■ Problem to work on ■
The records below must be retyped exactly.

Figure collection entries:
——————

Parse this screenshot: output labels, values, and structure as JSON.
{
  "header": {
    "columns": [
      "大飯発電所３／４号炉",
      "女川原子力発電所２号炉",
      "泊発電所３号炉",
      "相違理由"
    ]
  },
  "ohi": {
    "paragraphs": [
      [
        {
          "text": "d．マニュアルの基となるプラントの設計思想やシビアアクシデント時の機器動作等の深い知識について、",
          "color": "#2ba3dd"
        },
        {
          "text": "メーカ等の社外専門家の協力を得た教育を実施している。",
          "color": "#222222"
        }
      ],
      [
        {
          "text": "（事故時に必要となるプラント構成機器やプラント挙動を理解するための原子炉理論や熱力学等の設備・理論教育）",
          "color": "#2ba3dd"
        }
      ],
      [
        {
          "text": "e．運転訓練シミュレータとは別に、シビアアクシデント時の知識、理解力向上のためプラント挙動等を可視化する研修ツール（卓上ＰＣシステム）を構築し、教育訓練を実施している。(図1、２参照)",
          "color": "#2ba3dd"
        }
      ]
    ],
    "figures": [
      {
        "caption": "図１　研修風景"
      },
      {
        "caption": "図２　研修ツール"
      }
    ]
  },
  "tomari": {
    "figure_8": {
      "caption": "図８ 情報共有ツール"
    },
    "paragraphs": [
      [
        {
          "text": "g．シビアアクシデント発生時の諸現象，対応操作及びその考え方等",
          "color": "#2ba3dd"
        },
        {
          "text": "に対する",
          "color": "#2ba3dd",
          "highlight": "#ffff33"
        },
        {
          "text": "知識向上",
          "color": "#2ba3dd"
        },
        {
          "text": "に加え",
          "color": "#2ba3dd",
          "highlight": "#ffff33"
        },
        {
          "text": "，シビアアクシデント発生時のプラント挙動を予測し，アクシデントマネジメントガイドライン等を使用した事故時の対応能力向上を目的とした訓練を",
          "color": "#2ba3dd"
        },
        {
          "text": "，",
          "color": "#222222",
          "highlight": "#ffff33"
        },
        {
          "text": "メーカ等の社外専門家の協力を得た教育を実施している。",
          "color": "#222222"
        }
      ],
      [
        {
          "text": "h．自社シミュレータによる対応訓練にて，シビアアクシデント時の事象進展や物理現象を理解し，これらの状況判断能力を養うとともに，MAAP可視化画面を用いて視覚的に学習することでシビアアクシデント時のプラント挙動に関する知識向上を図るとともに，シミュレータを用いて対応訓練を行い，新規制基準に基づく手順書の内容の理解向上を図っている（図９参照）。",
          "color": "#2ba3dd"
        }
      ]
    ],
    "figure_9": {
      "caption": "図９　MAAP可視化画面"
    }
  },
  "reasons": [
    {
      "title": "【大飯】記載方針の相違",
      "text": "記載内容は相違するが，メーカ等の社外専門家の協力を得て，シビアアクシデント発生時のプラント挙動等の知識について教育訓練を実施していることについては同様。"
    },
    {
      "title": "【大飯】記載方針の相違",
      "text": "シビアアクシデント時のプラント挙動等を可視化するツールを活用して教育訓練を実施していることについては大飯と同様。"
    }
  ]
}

——————

■ Task result ■
Parse this screenshot: output labels, values, and structure as JSON.
{
  "header": {
    "columns": [
      "大飯発電所３／４号炉",
      "女川原子力発電所２号炉",
      "泊発電所３号炉",
      "相違理由"
    ]
  },
  "ohi": {
    "paragraphs": [
      [
        {
          "text": "d．マニュアルの基となるプラントの設計思想やシビアアクシデント時の機器動作等の深い知識について、",
          "color": "#2ba3dd"
        },
        {
          "text": "メーカ等の社外専門家の協力を得た教育を実施している。",
          "color": "#222222"
        }
      ],
      [
        {
          "text": "（事故時に必要となるプラント構成機器やプラント挙動を理解するための原子炉理論や熱力学等の設備・理論教育）",
          "color": "#2ba3dd"
        }
      ],
      [
        {
          "text": "e．運転訓練シミュレータとは別に、シビアアクシデント時の知識、理解力向上のためプラント挙動等を可視化する研修ツール（卓上ＰＣシステム）を構築し、教育訓練を実施している。(図1、２参照)",
          "color": "#2ba3dd"
        }
      ]
    ],
    "figures": [
      {
        "caption": "図１　研修風景"
      },
      {
        "caption": "図２　研修ツール"
      }
    ]
  },
  "tomari": {
    "figure_8": {
      "caption": "図８ 情報共有ツール"
    },
    "paragraphs": [
      [
        {
          "text": "g．シビアアクシデント発生時の諸現象，対応操作及びその考え方等",
          "color": "#2ba3dd"
        },
        {
          "text": "に対する",
          "color": "#2ba3dd",
          "highlight": "#ffff33"
        },
        {
          "text": "知識向上",
          "color": "#2ba3dd"
        },
        {
          "text": "に加え",
          "color": "#2ba3dd",
          "highlight": "#ffff33"
        },
        {
          "text": "，シビアアクシデント発生時のプラント挙動を予測し，アクシデントマネジメントガイドライン等を使用した事故時の対応能力向上を目的とした訓練を",
          "color": "#2ba3dd"
        },
        {
          "text": "，",
          "color": "#222222",
          "highlight": "#ffff33"
        },
        {
          "text": "メーカ等の社外専門家の協力を得た教育を実施している。",
          "color": "#222222"
        }
      ],
      [
        {
          "text": "h．自社シミュレータによる対応訓練にて，シビアアクシデント時の事象進展や物理現象を理解し，これらの状況判断能力を養うとともに，MAAP可視化画面を用いて視覚的に学習することでシビアアクシデント時のプラント挙動に関する知識向上を図るとともに，シミュレータを用いて対応訓練を行い，新規制基準に基づく手順書の内容の理解向上を図っている（図９参照）。",
          "color": "#2ba3dd"
        }
      ]
    ],
    "figure_9": {
      "caption": "図９　MAAP可視化画面"
    }
  },
  "reasons": [
    {
      "title": "【大飯】記載方針の相違",
      "text": "記載内容は相違するが，メーカ等の社外専門家の協力を得て，シビアアクシデント発生時のプラント挙動等の知識について教育訓練を実施していることについては同様。"
    },
    {
      "title": "【大飯】記載方針の相違",
      "text": "シビアアクシデント時のプラント挙動等を可視化するツールを活用して教育訓練を実施していることについては大飯と同様。"
    }
  ]
}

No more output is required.